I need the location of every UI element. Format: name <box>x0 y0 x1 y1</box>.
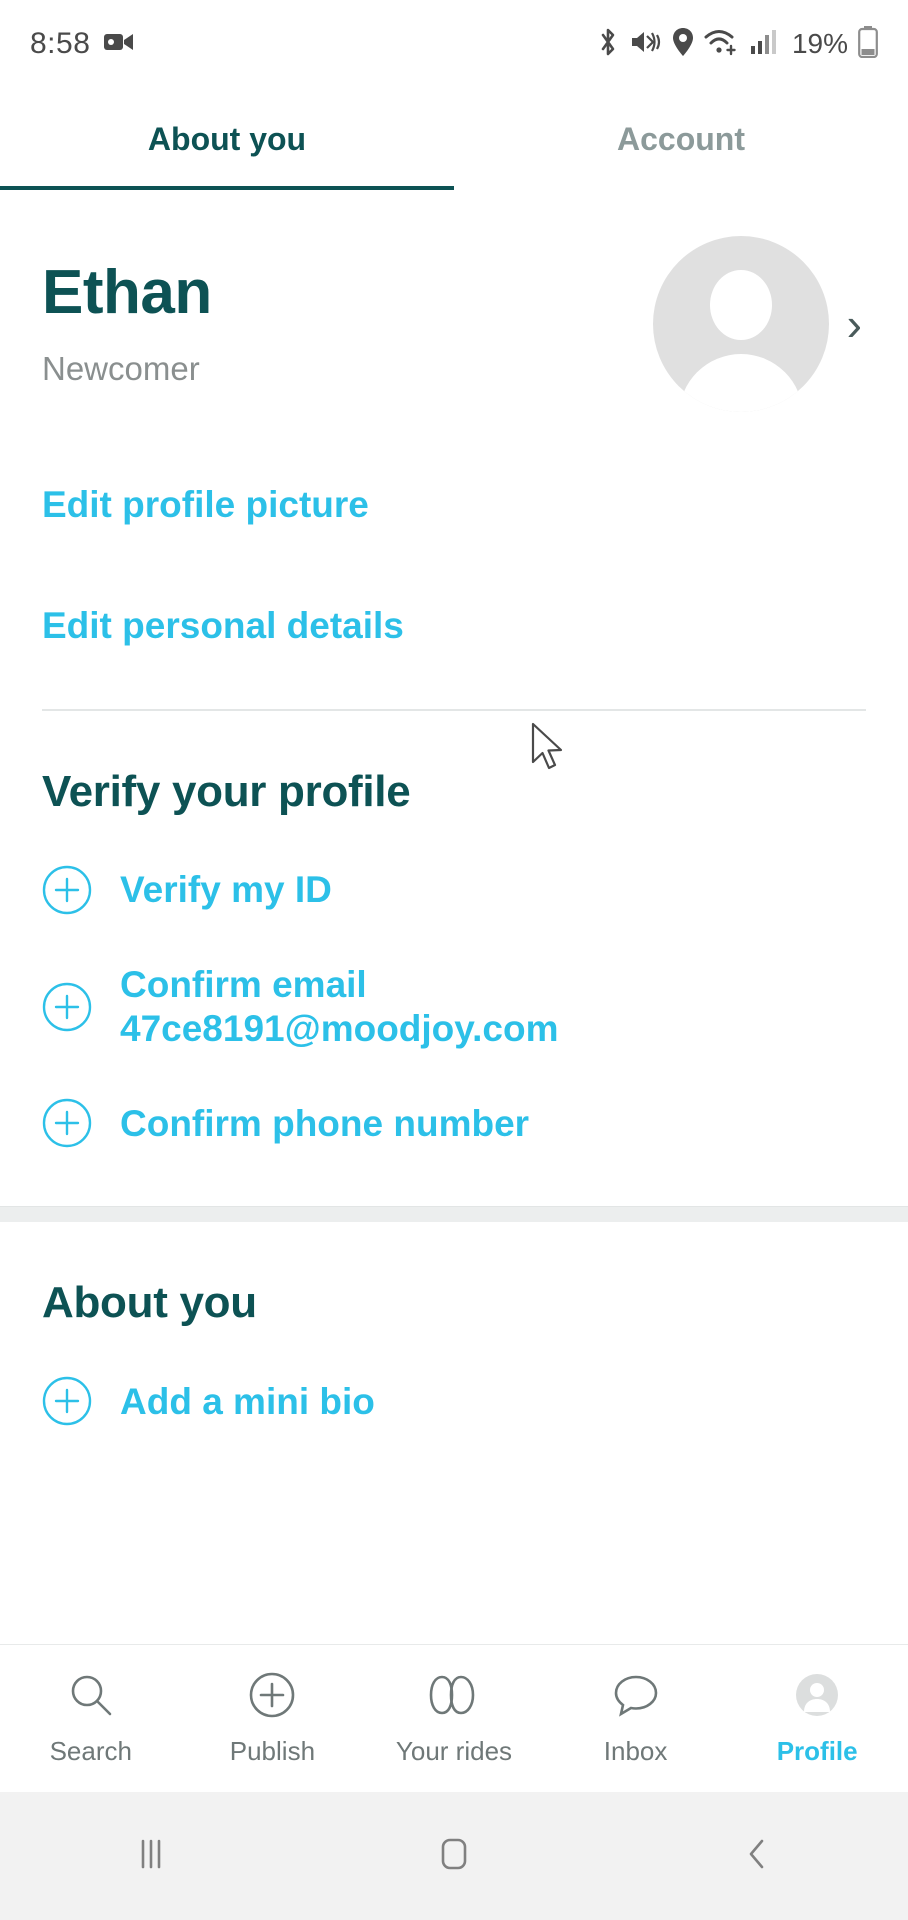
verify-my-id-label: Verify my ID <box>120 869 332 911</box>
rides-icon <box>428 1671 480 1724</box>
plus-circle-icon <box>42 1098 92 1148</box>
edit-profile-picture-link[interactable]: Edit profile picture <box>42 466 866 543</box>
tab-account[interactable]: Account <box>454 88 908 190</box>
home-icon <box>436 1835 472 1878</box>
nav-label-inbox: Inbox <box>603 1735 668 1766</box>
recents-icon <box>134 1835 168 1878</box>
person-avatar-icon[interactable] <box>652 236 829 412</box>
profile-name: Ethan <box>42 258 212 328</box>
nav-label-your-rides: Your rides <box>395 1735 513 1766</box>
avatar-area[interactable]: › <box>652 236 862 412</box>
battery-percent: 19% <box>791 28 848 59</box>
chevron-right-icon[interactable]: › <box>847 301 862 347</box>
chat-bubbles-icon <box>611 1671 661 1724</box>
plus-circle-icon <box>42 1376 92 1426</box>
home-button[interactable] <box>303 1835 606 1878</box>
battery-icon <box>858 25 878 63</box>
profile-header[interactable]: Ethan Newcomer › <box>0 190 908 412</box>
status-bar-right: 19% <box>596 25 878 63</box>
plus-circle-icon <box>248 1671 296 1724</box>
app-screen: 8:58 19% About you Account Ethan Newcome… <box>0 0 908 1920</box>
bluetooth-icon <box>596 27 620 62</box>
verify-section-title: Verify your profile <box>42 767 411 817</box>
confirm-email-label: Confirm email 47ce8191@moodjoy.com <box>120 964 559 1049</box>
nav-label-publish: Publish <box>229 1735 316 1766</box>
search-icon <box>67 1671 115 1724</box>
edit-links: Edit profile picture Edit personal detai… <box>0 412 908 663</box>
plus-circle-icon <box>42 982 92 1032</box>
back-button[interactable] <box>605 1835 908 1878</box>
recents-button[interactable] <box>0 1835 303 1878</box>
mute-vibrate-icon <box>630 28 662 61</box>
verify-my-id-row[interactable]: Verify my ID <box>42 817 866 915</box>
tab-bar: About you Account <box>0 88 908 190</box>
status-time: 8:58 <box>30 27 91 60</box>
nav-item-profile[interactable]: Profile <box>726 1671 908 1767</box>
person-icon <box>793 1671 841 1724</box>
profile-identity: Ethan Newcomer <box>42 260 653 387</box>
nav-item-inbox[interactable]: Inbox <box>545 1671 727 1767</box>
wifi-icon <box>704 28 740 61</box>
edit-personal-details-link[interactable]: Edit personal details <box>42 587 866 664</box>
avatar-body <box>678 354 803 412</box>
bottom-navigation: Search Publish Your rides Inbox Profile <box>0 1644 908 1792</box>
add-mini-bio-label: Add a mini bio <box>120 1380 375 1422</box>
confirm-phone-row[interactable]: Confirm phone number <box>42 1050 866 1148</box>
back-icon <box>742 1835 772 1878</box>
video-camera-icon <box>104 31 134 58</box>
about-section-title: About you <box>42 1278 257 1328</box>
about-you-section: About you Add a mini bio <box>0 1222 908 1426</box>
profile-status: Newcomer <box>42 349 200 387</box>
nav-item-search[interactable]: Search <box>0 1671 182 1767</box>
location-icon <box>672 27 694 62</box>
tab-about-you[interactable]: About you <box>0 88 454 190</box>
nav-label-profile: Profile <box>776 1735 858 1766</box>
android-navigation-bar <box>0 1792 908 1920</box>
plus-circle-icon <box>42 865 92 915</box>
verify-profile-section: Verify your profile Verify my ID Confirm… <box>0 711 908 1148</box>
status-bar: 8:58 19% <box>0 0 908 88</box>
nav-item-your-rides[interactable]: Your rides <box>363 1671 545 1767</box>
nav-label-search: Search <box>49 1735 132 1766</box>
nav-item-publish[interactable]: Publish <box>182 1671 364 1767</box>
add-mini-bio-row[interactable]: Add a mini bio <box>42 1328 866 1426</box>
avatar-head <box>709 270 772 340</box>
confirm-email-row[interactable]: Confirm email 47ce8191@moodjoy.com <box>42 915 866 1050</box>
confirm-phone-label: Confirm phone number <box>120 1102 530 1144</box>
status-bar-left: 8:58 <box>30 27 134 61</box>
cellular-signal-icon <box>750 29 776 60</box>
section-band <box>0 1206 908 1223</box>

+---+

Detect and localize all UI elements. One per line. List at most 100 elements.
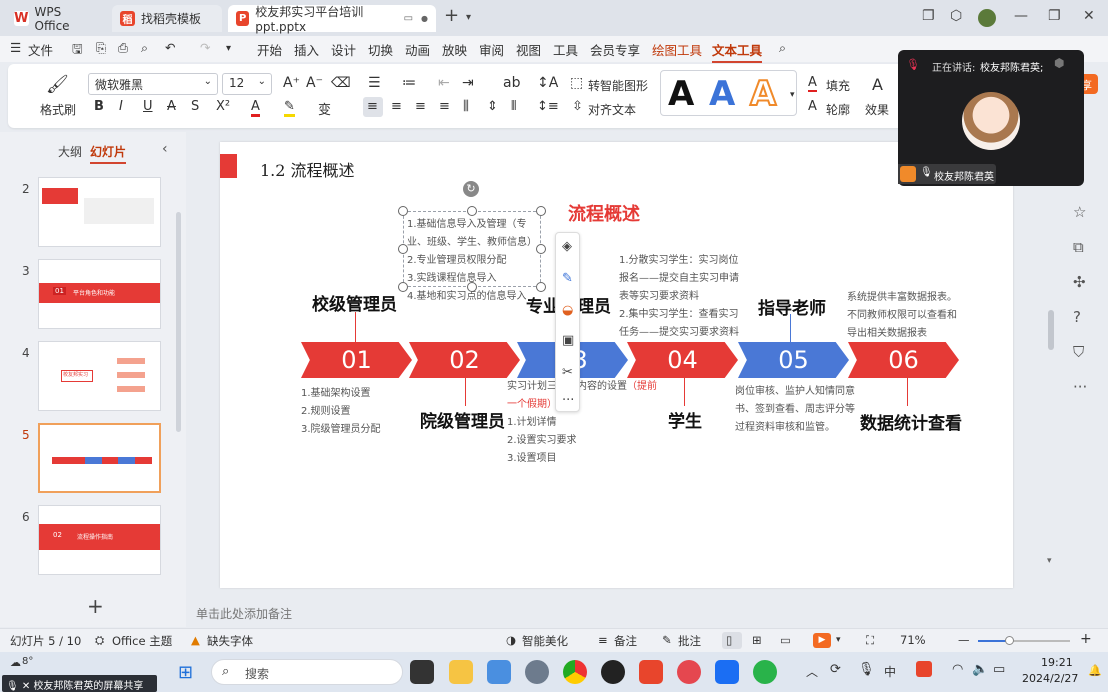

+---+

● **Exercise objective**: Find every line above that contains the string "item" and copy each one in full. Case counts.

● **Completed exercise**:
nav-item-profile[interactable]: Profile <box>726 1671 908 1767</box>
nav-item-inbox[interactable]: Inbox <box>545 1671 727 1767</box>
nav-item-search[interactable]: Search <box>0 1671 182 1767</box>
nav-item-your-rides[interactable]: Your rides <box>363 1671 545 1767</box>
nav-item-publish[interactable]: Publish <box>182 1671 364 1767</box>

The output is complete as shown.